▸ **SHORT PROBLEM**: Transcribe the entries exactly; images are not part of the copy.

▸ **Data entries for graphics**:
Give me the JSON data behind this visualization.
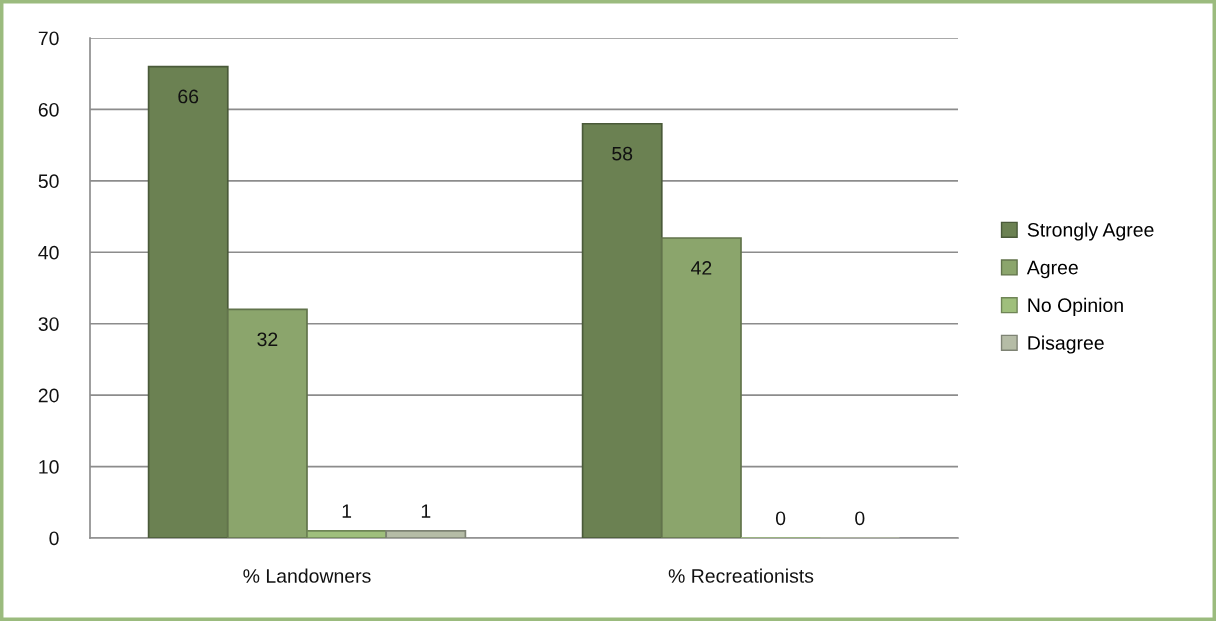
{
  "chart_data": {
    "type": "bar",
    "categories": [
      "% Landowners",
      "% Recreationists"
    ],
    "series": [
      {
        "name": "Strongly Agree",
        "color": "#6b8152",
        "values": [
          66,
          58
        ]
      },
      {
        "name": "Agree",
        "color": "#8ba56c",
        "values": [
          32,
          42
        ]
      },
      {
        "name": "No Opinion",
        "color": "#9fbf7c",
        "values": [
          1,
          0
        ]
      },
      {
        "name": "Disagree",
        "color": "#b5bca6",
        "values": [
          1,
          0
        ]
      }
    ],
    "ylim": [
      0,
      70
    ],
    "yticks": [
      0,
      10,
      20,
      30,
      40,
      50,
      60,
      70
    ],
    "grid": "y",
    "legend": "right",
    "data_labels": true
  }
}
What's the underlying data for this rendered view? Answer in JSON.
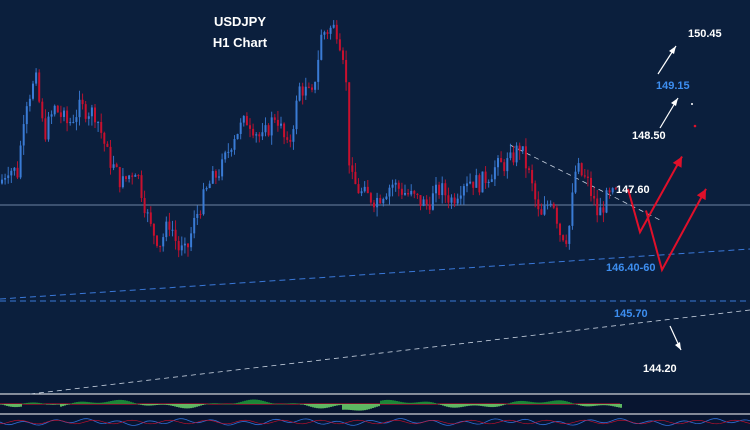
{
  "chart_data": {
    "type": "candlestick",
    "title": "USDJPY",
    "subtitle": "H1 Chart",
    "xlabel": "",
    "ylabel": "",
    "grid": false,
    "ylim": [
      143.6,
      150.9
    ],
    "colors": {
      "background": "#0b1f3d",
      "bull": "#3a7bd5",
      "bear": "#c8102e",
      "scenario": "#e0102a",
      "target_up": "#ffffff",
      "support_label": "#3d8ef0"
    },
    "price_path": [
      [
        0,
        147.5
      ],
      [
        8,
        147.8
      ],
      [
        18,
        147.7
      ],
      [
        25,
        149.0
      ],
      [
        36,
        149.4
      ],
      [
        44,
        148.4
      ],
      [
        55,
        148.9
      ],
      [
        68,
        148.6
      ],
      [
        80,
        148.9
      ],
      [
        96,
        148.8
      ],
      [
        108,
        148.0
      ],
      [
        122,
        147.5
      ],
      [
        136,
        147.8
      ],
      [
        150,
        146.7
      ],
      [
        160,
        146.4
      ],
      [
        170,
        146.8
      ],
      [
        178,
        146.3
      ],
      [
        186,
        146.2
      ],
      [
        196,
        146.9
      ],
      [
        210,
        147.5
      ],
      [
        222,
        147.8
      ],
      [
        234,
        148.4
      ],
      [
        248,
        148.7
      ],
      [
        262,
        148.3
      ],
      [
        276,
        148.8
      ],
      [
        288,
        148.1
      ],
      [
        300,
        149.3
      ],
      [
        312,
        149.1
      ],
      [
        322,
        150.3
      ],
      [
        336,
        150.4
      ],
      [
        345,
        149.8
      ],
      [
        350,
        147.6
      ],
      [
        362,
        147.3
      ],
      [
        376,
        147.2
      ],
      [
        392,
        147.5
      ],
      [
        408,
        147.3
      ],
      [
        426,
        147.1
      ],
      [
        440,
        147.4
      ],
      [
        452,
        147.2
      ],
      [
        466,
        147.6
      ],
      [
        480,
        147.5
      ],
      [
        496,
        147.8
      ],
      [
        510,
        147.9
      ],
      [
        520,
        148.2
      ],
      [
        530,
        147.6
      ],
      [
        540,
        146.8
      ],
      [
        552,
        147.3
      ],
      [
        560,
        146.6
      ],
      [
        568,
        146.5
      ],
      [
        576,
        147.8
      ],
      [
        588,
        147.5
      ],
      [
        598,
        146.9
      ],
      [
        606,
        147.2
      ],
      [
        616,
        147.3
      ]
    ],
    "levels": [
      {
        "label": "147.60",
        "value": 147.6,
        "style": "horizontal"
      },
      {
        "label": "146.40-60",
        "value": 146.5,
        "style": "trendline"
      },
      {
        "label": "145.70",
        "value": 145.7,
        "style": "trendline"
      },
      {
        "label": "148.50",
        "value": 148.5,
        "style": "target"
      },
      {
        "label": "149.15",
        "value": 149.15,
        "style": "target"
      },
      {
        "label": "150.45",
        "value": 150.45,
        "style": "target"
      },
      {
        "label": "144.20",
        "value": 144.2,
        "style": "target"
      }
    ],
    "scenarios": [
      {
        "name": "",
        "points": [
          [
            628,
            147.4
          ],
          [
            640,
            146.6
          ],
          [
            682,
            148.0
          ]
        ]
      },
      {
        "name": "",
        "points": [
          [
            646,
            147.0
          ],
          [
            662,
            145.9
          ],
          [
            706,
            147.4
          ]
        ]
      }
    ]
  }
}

▸ **WRITTEN SOLUTION**:
Give me the JSON data behind this visualization.
{
  "chart_data": {
    "type": "bar",
    "categories": [
      "% Landowners",
      "% Recreationists"
    ],
    "series": [
      {
        "name": "Strongly Agree",
        "color": "#6b8152",
        "values": [
          66,
          58
        ]
      },
      {
        "name": "Agree",
        "color": "#8ba56c",
        "values": [
          32,
          42
        ]
      },
      {
        "name": "No Opinion",
        "color": "#9fbf7c",
        "values": [
          1,
          0
        ]
      },
      {
        "name": "Disagree",
        "color": "#b5bca6",
        "values": [
          1,
          0
        ]
      }
    ],
    "ylim": [
      0,
      70
    ],
    "yticks": [
      0,
      10,
      20,
      30,
      40,
      50,
      60,
      70
    ],
    "grid": "y",
    "legend": "right",
    "data_labels": true
  }
}
What's the underlying data for this rendered view? Answer in JSON.
{
  "chart_data": {
    "type": "candlestick",
    "title": "USDJPY",
    "subtitle": "H1 Chart",
    "xlabel": "",
    "ylabel": "",
    "grid": false,
    "ylim": [
      143.6,
      150.9
    ],
    "colors": {
      "background": "#0b1f3d",
      "bull": "#3a7bd5",
      "bear": "#c8102e",
      "scenario": "#e0102a",
      "target_up": "#ffffff",
      "support_label": "#3d8ef0"
    },
    "price_path": [
      [
        0,
        147.5
      ],
      [
        8,
        147.8
      ],
      [
        18,
        147.7
      ],
      [
        25,
        149.0
      ],
      [
        36,
        149.4
      ],
      [
        44,
        148.4
      ],
      [
        55,
        148.9
      ],
      [
        68,
        148.6
      ],
      [
        80,
        148.9
      ],
      [
        96,
        148.8
      ],
      [
        108,
        148.0
      ],
      [
        122,
        147.5
      ],
      [
        136,
        147.8
      ],
      [
        150,
        146.7
      ],
      [
        160,
        146.4
      ],
      [
        170,
        146.8
      ],
      [
        178,
        146.3
      ],
      [
        186,
        146.2
      ],
      [
        196,
        146.9
      ],
      [
        210,
        147.5
      ],
      [
        222,
        147.8
      ],
      [
        234,
        148.4
      ],
      [
        248,
        148.7
      ],
      [
        262,
        148.3
      ],
      [
        276,
        148.8
      ],
      [
        288,
        148.1
      ],
      [
        300,
        149.3
      ],
      [
        312,
        149.1
      ],
      [
        322,
        150.3
      ],
      [
        336,
        150.4
      ],
      [
        345,
        149.8
      ],
      [
        350,
        147.6
      ],
      [
        362,
        147.3
      ],
      [
        376,
        147.2
      ],
      [
        392,
        147.5
      ],
      [
        408,
        147.3
      ],
      [
        426,
        147.1
      ],
      [
        440,
        147.4
      ],
      [
        452,
        147.2
      ],
      [
        466,
        147.6
      ],
      [
        480,
        147.5
      ],
      [
        496,
        147.8
      ],
      [
        510,
        147.9
      ],
      [
        520,
        148.2
      ],
      [
        530,
        147.6
      ],
      [
        540,
        146.8
      ],
      [
        552,
        147.3
      ],
      [
        560,
        146.6
      ],
      [
        568,
        146.5
      ],
      [
        576,
        147.8
      ],
      [
        588,
        147.5
      ],
      [
        598,
        146.9
      ],
      [
        606,
        147.2
      ],
      [
        616,
        147.3
      ]
    ],
    "levels": [
      {
        "label": "147.60",
        "value": 147.6,
        "style": "horizontal"
      },
      {
        "label": "146.40-60",
        "value": 146.5,
        "style": "trendline"
      },
      {
        "label": "145.70",
        "value": 145.7,
        "style": "trendline"
      },
      {
        "label": "148.50",
        "value": 148.5,
        "style": "target"
      },
      {
        "label": "149.15",
        "value": 149.15,
        "style": "target"
      },
      {
        "label": "150.45",
        "value": 150.45,
        "style": "target"
      },
      {
        "label": "144.20",
        "value": 144.2,
        "style": "target"
      }
    ],
    "scenarios": [
      {
        "name": "",
        "points": [
          [
            628,
            147.4
          ],
          [
            640,
            146.6
          ],
          [
            682,
            148.0
          ]
        ]
      },
      {
        "name": "",
        "points": [
          [
            646,
            147.0
          ],
          [
            662,
            145.9
          ],
          [
            706,
            147.4
          ]
        ]
      }
    ]
  }
}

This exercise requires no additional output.